--- REQUIREMENTS ---
Restate each line of the listing exactly, without carrying over any pictures.

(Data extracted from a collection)
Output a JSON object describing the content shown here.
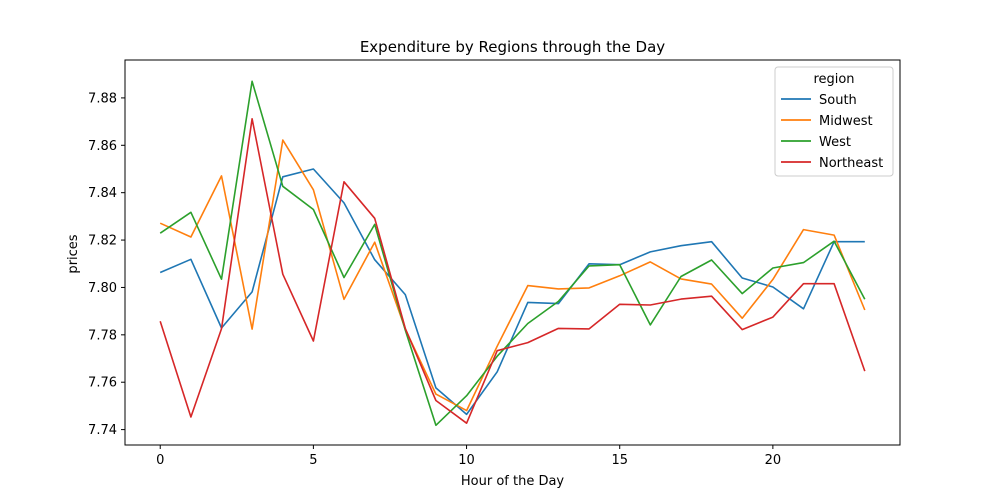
{
  "chart_data": {
    "type": "line",
    "title": "Expenditure by Regions through the Day",
    "xlabel": "Hour of the Day",
    "ylabel": "prices",
    "xlim": [
      -1.15,
      24.15
    ],
    "ylim": [
      7.7335,
      7.896
    ],
    "xticks": [
      0,
      5,
      10,
      15,
      20
    ],
    "yticks": [
      7.74,
      7.76,
      7.78,
      7.8,
      7.82,
      7.84,
      7.86,
      7.88
    ],
    "grid": false,
    "legend": {
      "title": "region",
      "position": "top-right"
    },
    "x": [
      0,
      1,
      2,
      3,
      4,
      5,
      6,
      7,
      8,
      9,
      10,
      11,
      12,
      13,
      14,
      15,
      16,
      17,
      18,
      19,
      20,
      21,
      22,
      23
    ],
    "series": [
      {
        "name": "South",
        "color": "#1f77b4",
        "values": [
          7.8063,
          7.8119,
          7.7829,
          7.7981,
          7.8467,
          7.85,
          7.8357,
          7.8117,
          7.797,
          7.7576,
          7.7464,
          7.7644,
          7.7937,
          7.7932,
          7.81,
          7.8096,
          7.815,
          7.8176,
          7.8193,
          7.804,
          7.8002,
          7.791,
          7.8193,
          7.8193
        ]
      },
      {
        "name": "Midwest",
        "color": "#ff7f0e",
        "values": [
          7.8271,
          7.8213,
          7.8471,
          7.7824,
          7.8622,
          7.8412,
          7.795,
          7.8191,
          7.7824,
          7.755,
          7.748,
          7.7752,
          7.8008,
          7.7994,
          7.7998,
          7.8049,
          7.8108,
          7.8036,
          7.8014,
          7.787,
          7.8034,
          7.8244,
          7.8221,
          7.7905
        ]
      },
      {
        "name": "West",
        "color": "#2ca02c",
        "values": [
          7.8229,
          7.8317,
          7.8035,
          7.887,
          7.8427,
          7.8329,
          7.8042,
          7.8266,
          7.782,
          7.7418,
          7.7543,
          7.771,
          7.7848,
          7.7941,
          7.8091,
          7.8096,
          7.7842,
          7.8046,
          7.8116,
          7.7974,
          7.8082,
          7.8105,
          7.8195,
          7.795
        ]
      },
      {
        "name": "Northeast",
        "color": "#d62728",
        "values": [
          7.7857,
          7.7453,
          7.7826,
          7.8712,
          7.8056,
          7.7774,
          7.8446,
          7.8292,
          7.7827,
          7.7523,
          7.7427,
          7.7733,
          7.7767,
          7.7827,
          7.7825,
          7.7929,
          7.7926,
          7.7951,
          7.7963,
          7.7822,
          7.7875,
          7.8016,
          7.8016,
          7.7647
        ]
      }
    ]
  }
}
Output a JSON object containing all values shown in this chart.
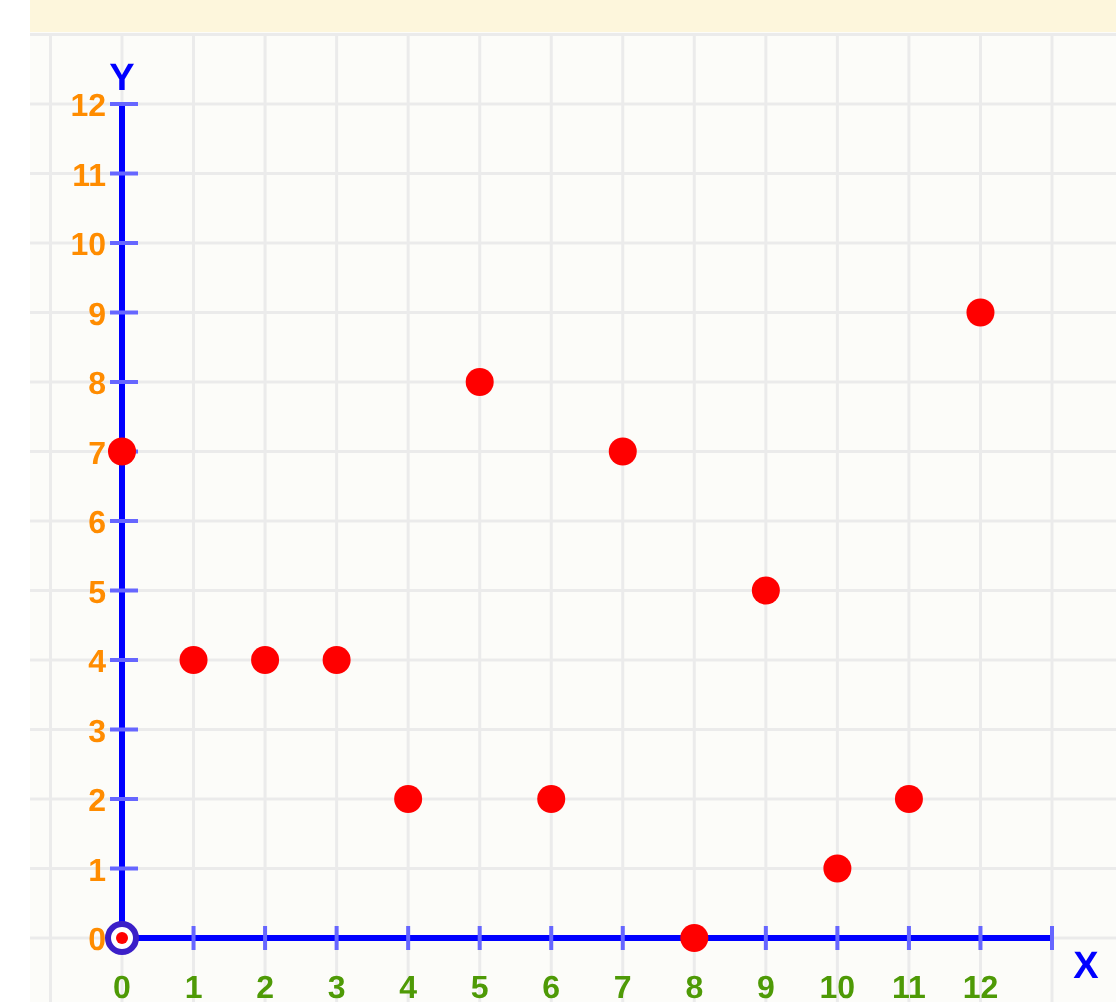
{
  "chart_data": {
    "type": "scatter",
    "xlabel": "X",
    "ylabel": "Y",
    "x": [
      0,
      1,
      2,
      3,
      4,
      5,
      6,
      7,
      8,
      9,
      10,
      11,
      12
    ],
    "series": [
      {
        "color": "#ff0000",
        "values": [
          7,
          4,
          4,
          4,
          2,
          8,
          2,
          7,
          0,
          5,
          1,
          2,
          9
        ]
      }
    ],
    "xlim": [
      0,
      13
    ],
    "ylim": [
      0,
      12
    ],
    "xticks": [
      0,
      1,
      2,
      3,
      4,
      5,
      6,
      7,
      8,
      9,
      10,
      11,
      12,
      {
        "value": 13,
        "label": null
      }
    ],
    "yticks": [
      0,
      1,
      2,
      3,
      4,
      5,
      6,
      7,
      8,
      9,
      10,
      11,
      12
    ],
    "grid": true,
    "marker": "circle"
  }
}
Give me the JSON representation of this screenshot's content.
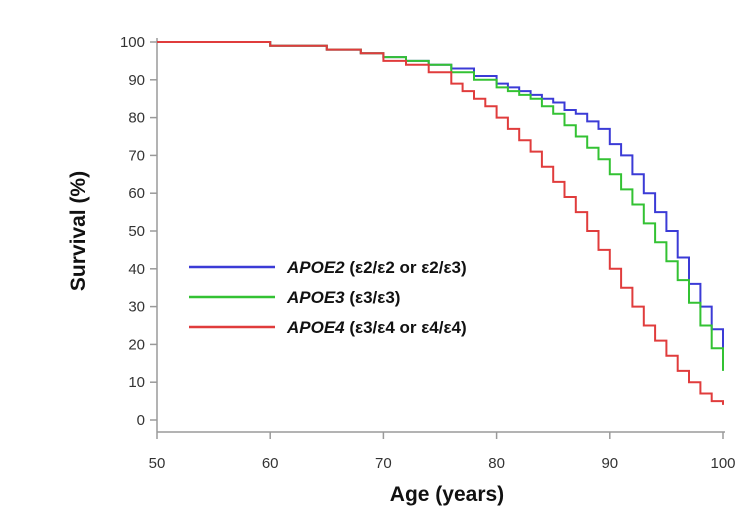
{
  "chart_data": {
    "type": "line",
    "step": true,
    "xlabel": "Age (years)",
    "ylabel": "Survival (%)",
    "xlim": [
      50,
      100
    ],
    "ylim": [
      0,
      100
    ],
    "xticks": [
      50,
      60,
      70,
      80,
      90,
      100
    ],
    "yticks": [
      0,
      10,
      20,
      30,
      40,
      50,
      60,
      70,
      80,
      90,
      100
    ],
    "grid": false,
    "legend_position": "center-left",
    "series": [
      {
        "gene": "APOE2",
        "genotype": "(ε2/ε2 or ε2/ε3)",
        "color": "#3b3bd6",
        "x": [
          50,
          55,
          60,
          65,
          68,
          70,
          72,
          74,
          76,
          78,
          80,
          81,
          82,
          83,
          84,
          85,
          86,
          87,
          88,
          89,
          90,
          91,
          92,
          93,
          94,
          95,
          96,
          97,
          98,
          99,
          100
        ],
        "y": [
          100,
          100,
          99,
          98,
          97,
          96,
          95,
          94,
          93,
          91,
          89,
          88,
          87,
          86,
          85,
          84,
          82,
          81,
          79,
          77,
          73,
          70,
          65,
          60,
          55,
          50,
          43,
          36,
          30,
          24,
          17
        ]
      },
      {
        "gene": "APOE3",
        "genotype": "(ε3/ε3)",
        "color": "#33c233",
        "x": [
          50,
          55,
          60,
          65,
          68,
          70,
          72,
          74,
          76,
          78,
          80,
          81,
          82,
          83,
          84,
          85,
          86,
          87,
          88,
          89,
          90,
          91,
          92,
          93,
          94,
          95,
          96,
          97,
          98,
          99,
          100
        ],
        "y": [
          100,
          100,
          99,
          98,
          97,
          96,
          95,
          94,
          92,
          90,
          88,
          87,
          86,
          85,
          83,
          81,
          78,
          75,
          72,
          69,
          65,
          61,
          57,
          52,
          47,
          42,
          37,
          31,
          25,
          19,
          13
        ]
      },
      {
        "gene": "APOE4",
        "genotype": "(ε3/ε4 or ε4/ε4)",
        "color": "#e03c3c",
        "x": [
          50,
          55,
          60,
          65,
          68,
          70,
          72,
          74,
          76,
          77,
          78,
          79,
          80,
          81,
          82,
          83,
          84,
          85,
          86,
          87,
          88,
          89,
          90,
          91,
          92,
          93,
          94,
          95,
          96,
          97,
          98,
          99,
          100
        ],
        "y": [
          100,
          100,
          99,
          98,
          97,
          95,
          94,
          92,
          89,
          87,
          85,
          83,
          80,
          77,
          74,
          71,
          67,
          63,
          59,
          55,
          50,
          45,
          40,
          35,
          30,
          25,
          21,
          17,
          13,
          10,
          7,
          5,
          4
        ]
      }
    ]
  }
}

--- EXERCISE SOLUTION ---
Output a JSON object describing the content shown here.
{
  "chart_data": {
    "type": "line",
    "title": "Expenditure by Regions through the Day",
    "xlabel": "Hour of the Day",
    "ylabel": "prices",
    "xlim": [
      -1.15,
      24.15
    ],
    "ylim": [
      7.7335,
      7.896
    ],
    "xticks": [
      0,
      5,
      10,
      15,
      20
    ],
    "yticks": [
      7.74,
      7.76,
      7.78,
      7.8,
      7.82,
      7.84,
      7.86,
      7.88
    ],
    "grid": false,
    "legend": {
      "title": "region",
      "position": "top-right"
    },
    "x": [
      0,
      1,
      2,
      3,
      4,
      5,
      6,
      7,
      8,
      9,
      10,
      11,
      12,
      13,
      14,
      15,
      16,
      17,
      18,
      19,
      20,
      21,
      22,
      23
    ],
    "series": [
      {
        "name": "South",
        "color": "#1f77b4",
        "values": [
          7.8063,
          7.8119,
          7.7829,
          7.7981,
          7.8467,
          7.85,
          7.8357,
          7.8117,
          7.797,
          7.7576,
          7.7464,
          7.7644,
          7.7937,
          7.7932,
          7.81,
          7.8096,
          7.815,
          7.8176,
          7.8193,
          7.804,
          7.8002,
          7.791,
          7.8193,
          7.8193
        ]
      },
      {
        "name": "Midwest",
        "color": "#ff7f0e",
        "values": [
          7.8271,
          7.8213,
          7.8471,
          7.7824,
          7.8622,
          7.8412,
          7.795,
          7.8191,
          7.7824,
          7.755,
          7.748,
          7.7752,
          7.8008,
          7.7994,
          7.7998,
          7.8049,
          7.8108,
          7.8036,
          7.8014,
          7.787,
          7.8034,
          7.8244,
          7.8221,
          7.7905
        ]
      },
      {
        "name": "West",
        "color": "#2ca02c",
        "values": [
          7.8229,
          7.8317,
          7.8035,
          7.887,
          7.8427,
          7.8329,
          7.8042,
          7.8266,
          7.782,
          7.7418,
          7.7543,
          7.771,
          7.7848,
          7.7941,
          7.8091,
          7.8096,
          7.7842,
          7.8046,
          7.8116,
          7.7974,
          7.8082,
          7.8105,
          7.8195,
          7.795
        ]
      },
      {
        "name": "Northeast",
        "color": "#d62728",
        "values": [
          7.7857,
          7.7453,
          7.7826,
          7.8712,
          7.8056,
          7.7774,
          7.8446,
          7.8292,
          7.7827,
          7.7523,
          7.7427,
          7.7733,
          7.7767,
          7.7827,
          7.7825,
          7.7929,
          7.7926,
          7.7951,
          7.7963,
          7.7822,
          7.7875,
          7.8016,
          7.8016,
          7.7647
        ]
      }
    ]
  }
}
Output a JSON object containing all values shown in this chart.
{
  "chart_data": {
    "type": "scatter",
    "xlabel": "X",
    "ylabel": "Y",
    "x": [
      0,
      1,
      2,
      3,
      4,
      5,
      6,
      7,
      8,
      9,
      10,
      11,
      12
    ],
    "series": [
      {
        "color": "#ff0000",
        "values": [
          7,
          4,
          4,
          4,
          2,
          8,
          2,
          7,
          0,
          5,
          1,
          2,
          9
        ]
      }
    ],
    "xlim": [
      0,
      13
    ],
    "ylim": [
      0,
      12
    ],
    "xticks": [
      0,
      1,
      2,
      3,
      4,
      5,
      6,
      7,
      8,
      9,
      10,
      11,
      12,
      {
        "value": 13,
        "label": null
      }
    ],
    "yticks": [
      0,
      1,
      2,
      3,
      4,
      5,
      6,
      7,
      8,
      9,
      10,
      11,
      12
    ],
    "grid": true,
    "marker": "circle"
  }
}
Give me the JSON representation of this screenshot's content.
{
  "chart_data": {
    "type": "line",
    "step": true,
    "xlabel": "Age (years)",
    "ylabel": "Survival (%)",
    "xlim": [
      50,
      100
    ],
    "ylim": [
      0,
      100
    ],
    "xticks": [
      50,
      60,
      70,
      80,
      90,
      100
    ],
    "yticks": [
      0,
      10,
      20,
      30,
      40,
      50,
      60,
      70,
      80,
      90,
      100
    ],
    "grid": false,
    "legend_position": "center-left",
    "series": [
      {
        "gene": "APOE2",
        "genotype": "(ε2/ε2 or ε2/ε3)",
        "color": "#3b3bd6",
        "x": [
          50,
          55,
          60,
          65,
          68,
          70,
          72,
          74,
          76,
          78,
          80,
          81,
          82,
          83,
          84,
          85,
          86,
          87,
          88,
          89,
          90,
          91,
          92,
          93,
          94,
          95,
          96,
          97,
          98,
          99,
          100
        ],
        "y": [
          100,
          100,
          99,
          98,
          97,
          96,
          95,
          94,
          93,
          91,
          89,
          88,
          87,
          86,
          85,
          84,
          82,
          81,
          79,
          77,
          73,
          70,
          65,
          60,
          55,
          50,
          43,
          36,
          30,
          24,
          17
        ]
      },
      {
        "gene": "APOE3",
        "genotype": "(ε3/ε3)",
        "color": "#33c233",
        "x": [
          50,
          55,
          60,
          65,
          68,
          70,
          72,
          74,
          76,
          78,
          80,
          81,
          82,
          83,
          84,
          85,
          86,
          87,
          88,
          89,
          90,
          91,
          92,
          93,
          94,
          95,
          96,
          97,
          98,
          99,
          100
        ],
        "y": [
          100,
          100,
          99,
          98,
          97,
          96,
          95,
          94,
          92,
          90,
          88,
          87,
          86,
          85,
          83,
          81,
          78,
          75,
          72,
          69,
          65,
          61,
          57,
          52,
          47,
          42,
          37,
          31,
          25,
          19,
          13
        ]
      },
      {
        "gene": "APOE4",
        "genotype": "(ε3/ε4 or ε4/ε4)",
        "color": "#e03c3c",
        "x": [
          50,
          55,
          60,
          65,
          68,
          70,
          72,
          74,
          76,
          77,
          78,
          79,
          80,
          81,
          82,
          83,
          84,
          85,
          86,
          87,
          88,
          89,
          90,
          91,
          92,
          93,
          94,
          95,
          96,
          97,
          98,
          99,
          100
        ],
        "y": [
          100,
          100,
          99,
          98,
          97,
          95,
          94,
          92,
          89,
          87,
          85,
          83,
          80,
          77,
          74,
          71,
          67,
          63,
          59,
          55,
          50,
          45,
          40,
          35,
          30,
          25,
          21,
          17,
          13,
          10,
          7,
          5,
          4
        ]
      }
    ]
  }
}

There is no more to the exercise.